Raw records
BEGIN

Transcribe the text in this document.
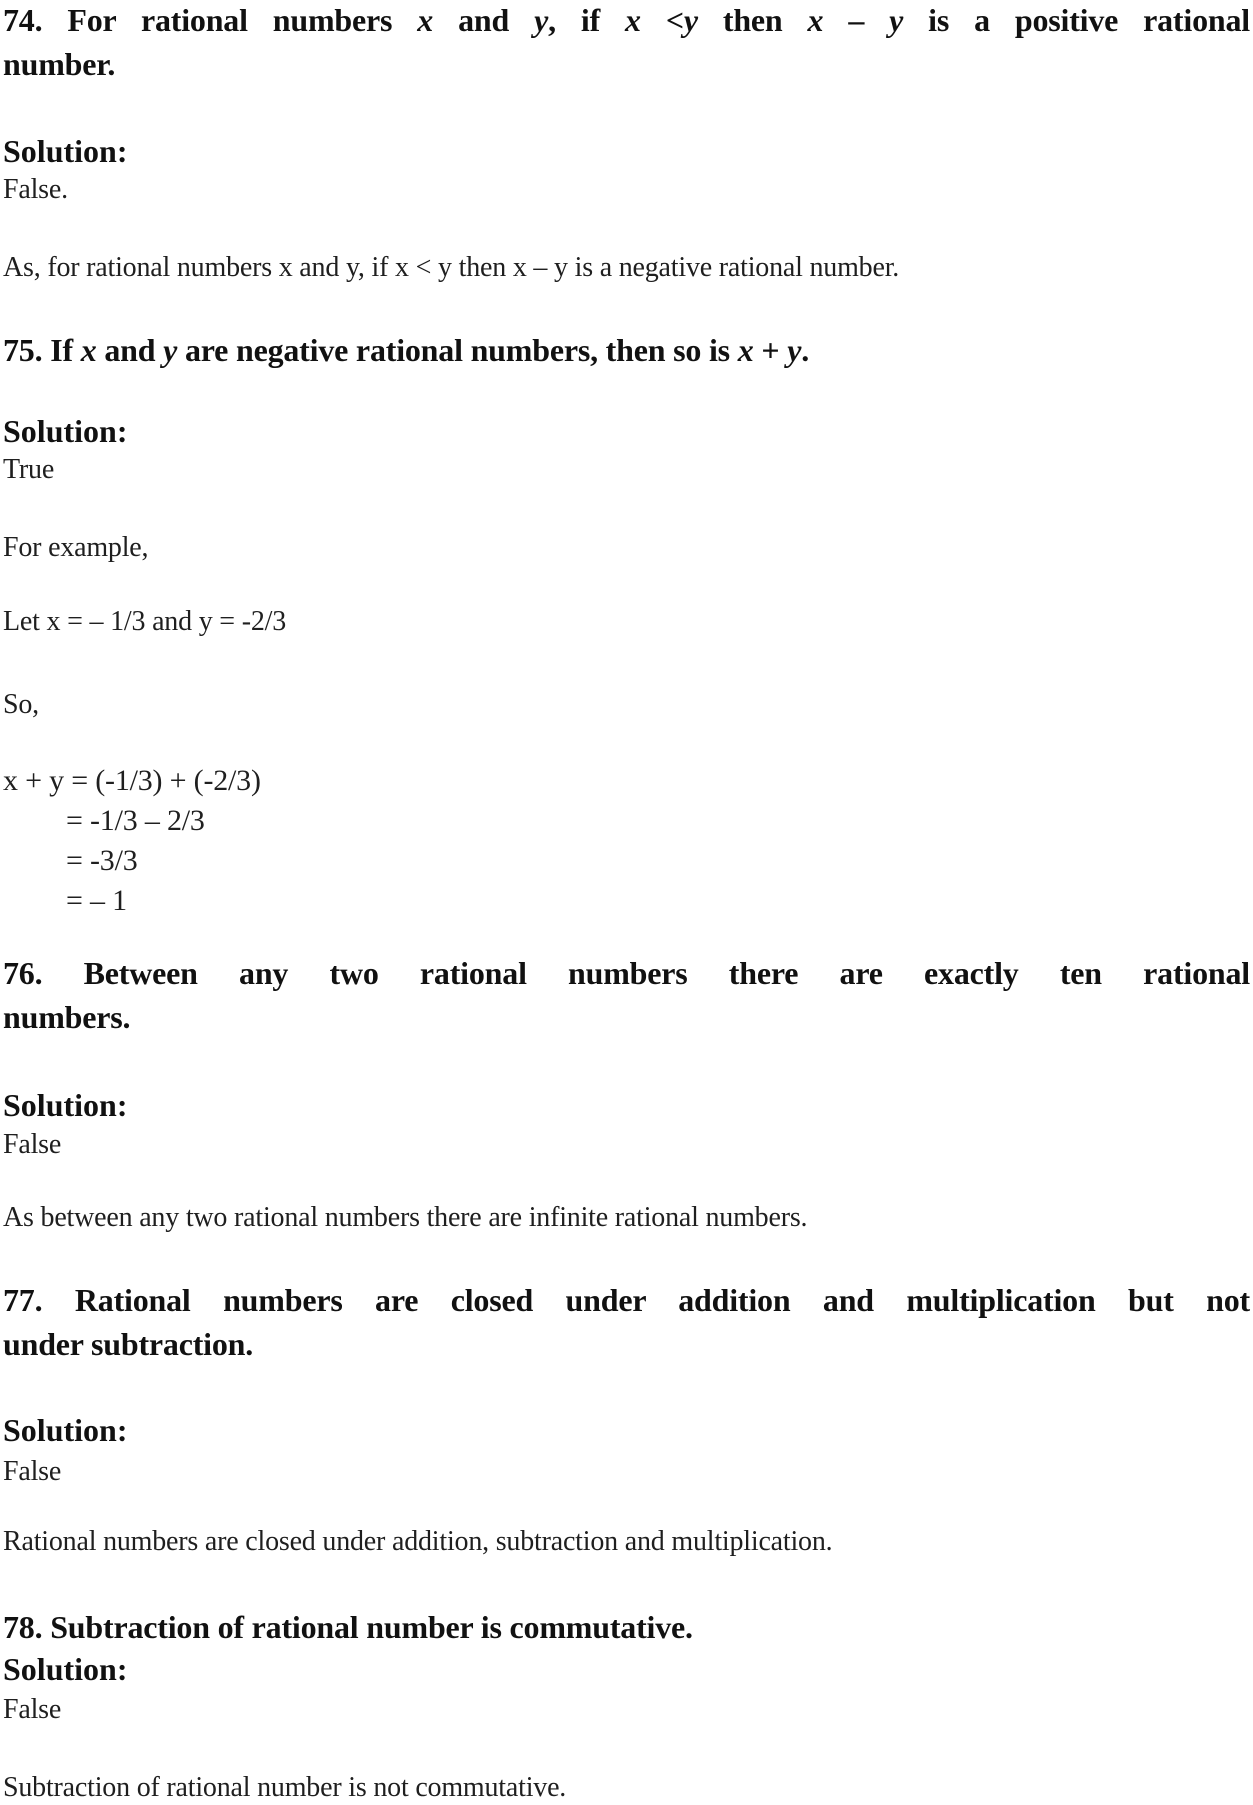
74. For rational numbers x and y, if x <y then x – y is a positive rational
number.
Solution:
False.
As, for rational numbers x and y, if x < y then x – y is a negative rational number.
75. If x and y are negative rational numbers, then so is x + y.
Solution:
True
For example,
Let x = – 1/3 and y = -2/3
So,
x + y = (-1/3) + (-2/3)
= -1/3 – 2/3
= -3/3
= – 1
76. Between any two rational numbers there are exactly ten rational
numbers.
Solution:
False
As between any two rational numbers there are infinite rational numbers.
77. Rational numbers are closed under addition and multiplication but not
under subtraction.
Solution:
False
Rational numbers are closed under addition, subtraction and multiplication.
78. Subtraction of rational number is commutative.
Solution:
False
Subtraction of rational number is not commutative.
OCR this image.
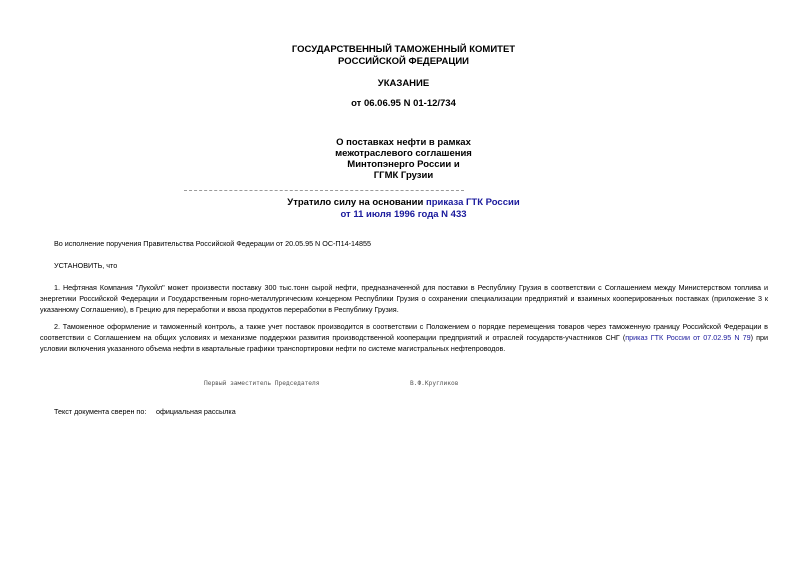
ГОСУДАРСТВЕННЫЙ ТАМОЖЕННЫЙ КОМИТЕТ
РОССИЙСКОЙ ФЕДЕРАЦИИ
УКАЗАНИЕ
от 06.06.95 N 01-12/734
О поставках нефти в рамках
межотраслевого соглашения
Минтопэнерго России и
ГГМК Грузии
Утратило силу на основании приказа ГТК России
от 11 июля 1996 года N 433
Во исполнение поручения Правительства Российской Федерации от 20.05.95 N ОС-П14-14855
УСТАНОВИТЬ, что
1. Нефтяная Компания "Лукойл" может произвести поставку 300 тыс.тонн сырой нефти, предназначенной для поставки в Республику Грузия в соответствии с Соглашением между Министерством топлива и энергетики Российской Федерации и Государственным горно-металлургическим концерном Республики Грузия о сохранении специализации предприятий и взаимных кооперированных поставках (приложение 3 к указанному Соглашению), в Грецию для переработки и ввоза продуктов переработки в Республику Грузия.
2. Таможенное оформление и таможенный контроль, а также учет поставок производится в соответствии с Положением о порядке перемещения товаров через таможенную границу Российской Федерации в соответствии с Соглашением на общих условиях и механизме поддержки развития производственной кооперации предприятий и отраслей государств-участников СНГ (приказ ГТК России от 07.02.95 N 79) при условии включения указанного объема нефти в квартальные графики транспортировки нефти по системе магистральных нефтепроводов.
Первый заместитель Председателя	В.Ф.Кругликов
Текст документа сверен по: официальная рассылка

END

TASK OBJECTIVE. Report only the number of lines that hold the word "Соглашением".

RESULT OF THIS TASK. 2